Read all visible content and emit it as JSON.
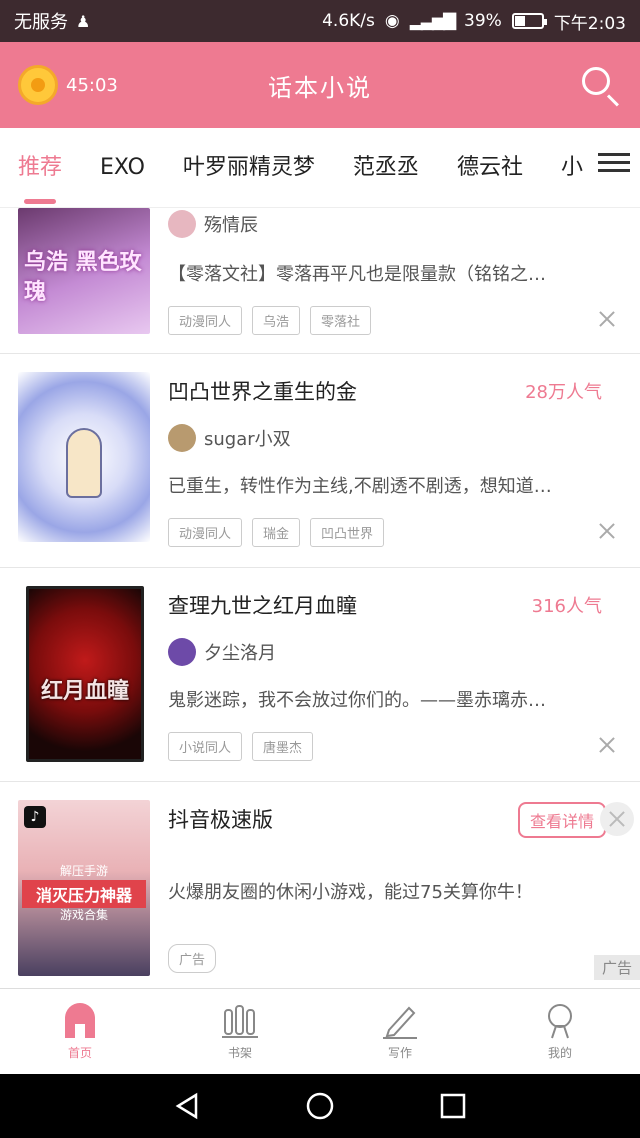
{
  "status_bar": {
    "carrier": "无服务",
    "speed": "4.6K/s",
    "battery": "39%",
    "time": "下午2:03",
    "battery_level": 0.39
  },
  "header": {
    "timer": "45:03",
    "title": "话本小说"
  },
  "tabs": [
    {
      "label": "推荐",
      "active": true
    },
    {
      "label": "EXO"
    },
    {
      "label": "叶罗丽精灵梦"
    },
    {
      "label": "范丞丞"
    },
    {
      "label": "德云社"
    },
    {
      "label": "小"
    }
  ],
  "feed": [
    {
      "author": "殇情辰",
      "summary": "【零落文社】零落再平凡也是限量款（铭铭之…",
      "tags": [
        "动漫同人",
        "乌浩",
        "零落社"
      ],
      "cover_text": "乌浩 黑色玫瑰"
    },
    {
      "title": "凹凸世界之重生的金",
      "popularity": "28万人气",
      "author": "sugar小双",
      "summary": "已重生，转性作为主线,不剧透不剧透，想知道…",
      "tags": [
        "动漫同人",
        "瑞金",
        "凹凸世界"
      ]
    },
    {
      "title": "查理九世之红月血瞳",
      "popularity": "316人气",
      "author": "夕尘洛月",
      "summary": "鬼影迷踪，我不会放过你们的。——墨赤璃赤…",
      "tags": [
        "小说同人",
        "唐墨杰"
      ],
      "cover_text": "红月血瞳"
    },
    {
      "title": "抖音极速版",
      "button": "查看详情",
      "summary": "火爆朋友圈的休闲小游戏，能过75关算你牛！",
      "tags": [
        "广告"
      ],
      "ad_label": "广告",
      "cover_text_1": "解压手游",
      "cover_text_2": "消灭压力神器",
      "cover_text_3": "游戏合集"
    }
  ],
  "bottom_nav": [
    {
      "label": "首页",
      "icon": "home-icon",
      "active": true
    },
    {
      "label": "书架",
      "icon": "bookshelf-icon"
    },
    {
      "label": "写作",
      "icon": "pen-icon"
    },
    {
      "label": "我的",
      "icon": "profile-icon"
    }
  ],
  "colors": {
    "accent": "#ee7a91",
    "status_bar": "#3d2a2f"
  }
}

§ **AIM OF THE TASK**:
The listing above must be printed again exactly, minus its pictures.

§ **RIGHT ANSWER**:
Read all visible content and emit it as JSON.
{
  "status_bar": {
    "carrier": "无服务",
    "speed": "4.6K/s",
    "battery": "39%",
    "time": "下午2:03",
    "battery_level": 0.39
  },
  "header": {
    "timer": "45:03",
    "title": "话本小说"
  },
  "tabs": [
    {
      "label": "推荐",
      "active": true
    },
    {
      "label": "EXO"
    },
    {
      "label": "叶罗丽精灵梦"
    },
    {
      "label": "范丞丞"
    },
    {
      "label": "德云社"
    },
    {
      "label": "小"
    }
  ],
  "feed": [
    {
      "author": "殇情辰",
      "summary": "【零落文社】零落再平凡也是限量款（铭铭之…",
      "tags": [
        "动漫同人",
        "乌浩",
        "零落社"
      ],
      "cover_text": "乌浩 黑色玫瑰"
    },
    {
      "title": "凹凸世界之重生的金",
      "popularity": "28万人气",
      "author": "sugar小双",
      "summary": "已重生，转性作为主线,不剧透不剧透，想知道…",
      "tags": [
        "动漫同人",
        "瑞金",
        "凹凸世界"
      ]
    },
    {
      "title": "查理九世之红月血瞳",
      "popularity": "316人气",
      "author": "夕尘洛月",
      "summary": "鬼影迷踪，我不会放过你们的。——墨赤璃赤…",
      "tags": [
        "小说同人",
        "唐墨杰"
      ],
      "cover_text": "红月血瞳"
    },
    {
      "title": "抖音极速版",
      "button": "查看详情",
      "summary": "火爆朋友圈的休闲小游戏，能过75关算你牛！",
      "tags": [
        "广告"
      ],
      "ad_label": "广告",
      "cover_text_1": "解压手游",
      "cover_text_2": "消灭压力神器",
      "cover_text_3": "游戏合集"
    }
  ],
  "bottom_nav": [
    {
      "label": "首页",
      "icon": "home-icon",
      "active": true
    },
    {
      "label": "书架",
      "icon": "bookshelf-icon"
    },
    {
      "label": "写作",
      "icon": "pen-icon"
    },
    {
      "label": "我的",
      "icon": "profile-icon"
    }
  ],
  "colors": {
    "accent": "#ee7a91",
    "status_bar": "#3d2a2f"
  }
}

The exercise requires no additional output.